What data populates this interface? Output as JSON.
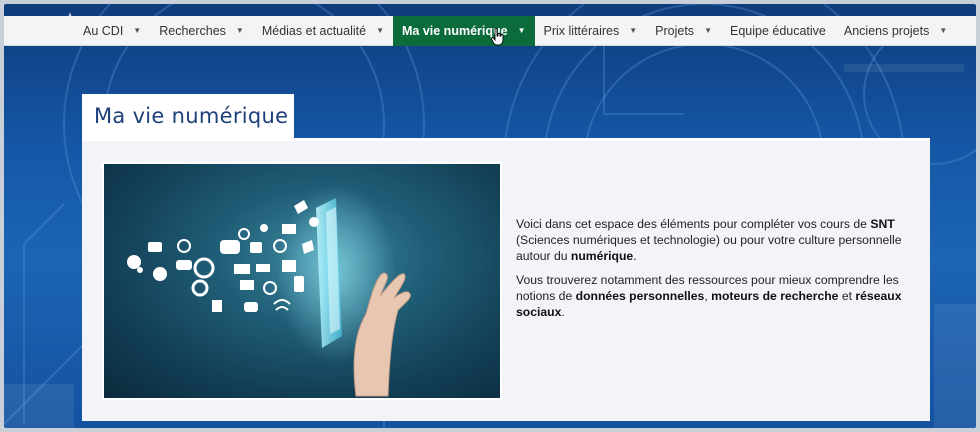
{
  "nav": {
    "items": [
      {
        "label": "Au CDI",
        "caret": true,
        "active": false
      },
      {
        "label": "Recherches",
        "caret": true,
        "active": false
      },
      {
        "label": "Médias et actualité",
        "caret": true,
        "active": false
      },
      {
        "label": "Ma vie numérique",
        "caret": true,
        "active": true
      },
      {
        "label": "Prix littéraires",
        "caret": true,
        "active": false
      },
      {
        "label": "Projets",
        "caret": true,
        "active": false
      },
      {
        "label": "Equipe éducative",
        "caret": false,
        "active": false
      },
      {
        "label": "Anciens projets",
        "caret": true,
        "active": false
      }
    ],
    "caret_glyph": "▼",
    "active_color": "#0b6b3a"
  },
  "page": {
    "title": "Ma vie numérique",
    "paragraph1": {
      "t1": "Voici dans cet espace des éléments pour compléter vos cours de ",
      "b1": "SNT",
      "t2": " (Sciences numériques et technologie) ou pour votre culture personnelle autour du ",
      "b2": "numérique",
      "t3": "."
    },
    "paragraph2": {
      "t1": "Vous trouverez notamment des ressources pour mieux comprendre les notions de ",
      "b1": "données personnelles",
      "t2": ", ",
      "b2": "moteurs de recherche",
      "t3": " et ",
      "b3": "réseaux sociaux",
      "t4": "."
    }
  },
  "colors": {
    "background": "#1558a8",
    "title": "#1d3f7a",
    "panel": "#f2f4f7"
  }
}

★ ★ ★ ★ ★

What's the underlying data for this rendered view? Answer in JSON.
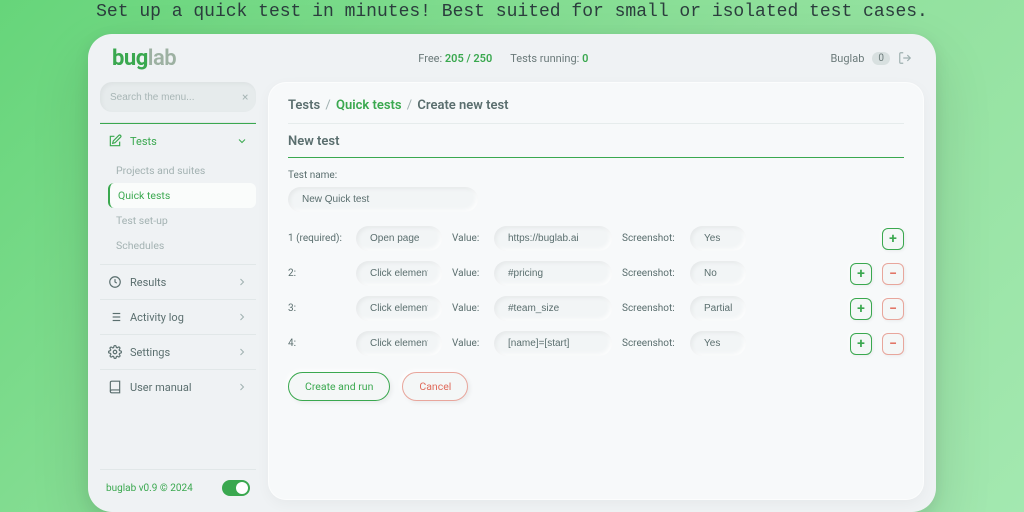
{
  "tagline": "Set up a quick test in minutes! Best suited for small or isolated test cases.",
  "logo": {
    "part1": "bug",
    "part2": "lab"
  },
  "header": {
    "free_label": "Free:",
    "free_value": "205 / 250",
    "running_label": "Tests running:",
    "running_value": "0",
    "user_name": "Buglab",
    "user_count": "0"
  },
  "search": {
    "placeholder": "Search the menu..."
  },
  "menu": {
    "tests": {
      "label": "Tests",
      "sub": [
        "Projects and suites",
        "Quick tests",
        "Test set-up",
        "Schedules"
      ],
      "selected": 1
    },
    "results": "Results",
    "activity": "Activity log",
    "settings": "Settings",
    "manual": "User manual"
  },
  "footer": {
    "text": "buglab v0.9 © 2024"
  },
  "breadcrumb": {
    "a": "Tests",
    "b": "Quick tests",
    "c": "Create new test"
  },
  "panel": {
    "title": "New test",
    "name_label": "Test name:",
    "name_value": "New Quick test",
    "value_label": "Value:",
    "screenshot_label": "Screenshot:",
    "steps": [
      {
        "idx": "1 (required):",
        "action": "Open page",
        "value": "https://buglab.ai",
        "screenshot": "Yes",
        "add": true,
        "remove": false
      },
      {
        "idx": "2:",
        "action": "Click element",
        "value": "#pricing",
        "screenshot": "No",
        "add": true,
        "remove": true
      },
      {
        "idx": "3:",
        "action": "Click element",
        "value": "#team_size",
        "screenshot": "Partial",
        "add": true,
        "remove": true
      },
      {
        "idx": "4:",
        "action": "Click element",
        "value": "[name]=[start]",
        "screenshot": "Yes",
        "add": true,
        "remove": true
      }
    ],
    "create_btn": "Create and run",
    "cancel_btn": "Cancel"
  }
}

★ ★ ★ ★ ★

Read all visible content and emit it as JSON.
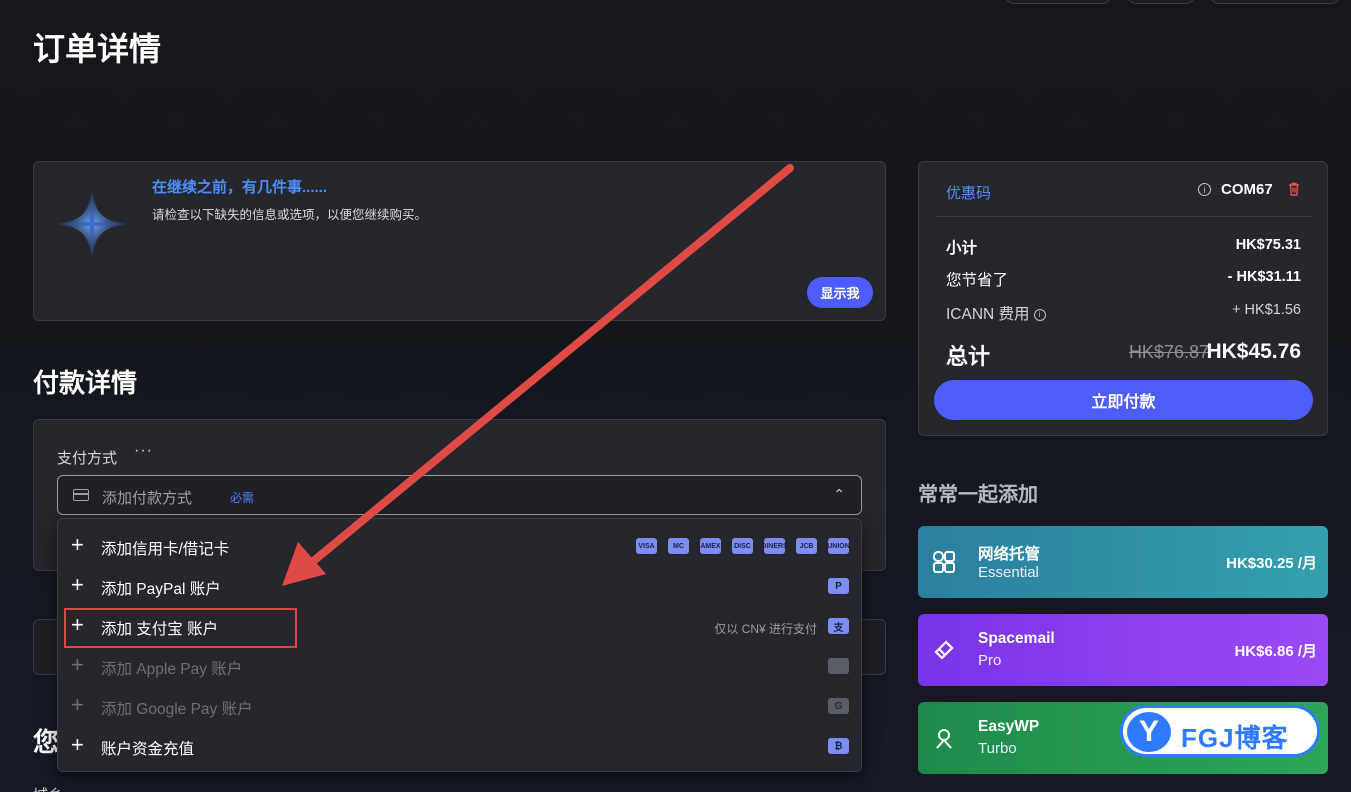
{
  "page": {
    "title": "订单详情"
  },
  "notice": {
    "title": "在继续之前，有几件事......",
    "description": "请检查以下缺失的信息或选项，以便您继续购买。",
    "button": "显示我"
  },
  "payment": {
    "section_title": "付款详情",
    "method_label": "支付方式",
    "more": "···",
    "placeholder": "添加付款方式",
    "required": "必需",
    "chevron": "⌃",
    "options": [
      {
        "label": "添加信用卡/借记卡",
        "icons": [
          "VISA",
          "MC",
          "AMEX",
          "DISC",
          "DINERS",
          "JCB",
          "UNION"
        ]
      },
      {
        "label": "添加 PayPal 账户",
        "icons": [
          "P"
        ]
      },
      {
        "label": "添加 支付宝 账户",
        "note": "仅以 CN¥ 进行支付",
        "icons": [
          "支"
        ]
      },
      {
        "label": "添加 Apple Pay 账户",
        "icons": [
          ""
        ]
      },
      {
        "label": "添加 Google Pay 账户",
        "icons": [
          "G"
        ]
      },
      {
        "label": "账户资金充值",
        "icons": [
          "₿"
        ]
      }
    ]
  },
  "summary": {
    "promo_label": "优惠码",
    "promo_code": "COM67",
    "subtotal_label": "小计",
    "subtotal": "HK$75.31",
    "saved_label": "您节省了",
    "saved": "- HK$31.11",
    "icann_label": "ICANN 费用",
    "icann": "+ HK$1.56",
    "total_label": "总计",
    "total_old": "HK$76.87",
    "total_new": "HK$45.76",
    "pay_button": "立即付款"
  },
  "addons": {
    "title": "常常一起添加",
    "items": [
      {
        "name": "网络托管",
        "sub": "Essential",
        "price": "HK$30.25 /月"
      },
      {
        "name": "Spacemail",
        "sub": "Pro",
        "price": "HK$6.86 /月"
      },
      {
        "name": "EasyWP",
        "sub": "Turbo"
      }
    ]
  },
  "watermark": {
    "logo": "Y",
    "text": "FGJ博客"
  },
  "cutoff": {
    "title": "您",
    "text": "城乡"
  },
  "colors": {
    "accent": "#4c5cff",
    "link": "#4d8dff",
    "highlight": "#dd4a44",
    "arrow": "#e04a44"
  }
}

★ ★ ★ ★ ★

■ PROBLEM DETAILS:
Looking back at the lines above, state how many contain the word "data", and supply nothing besides the number.

■ THE REPLY:
2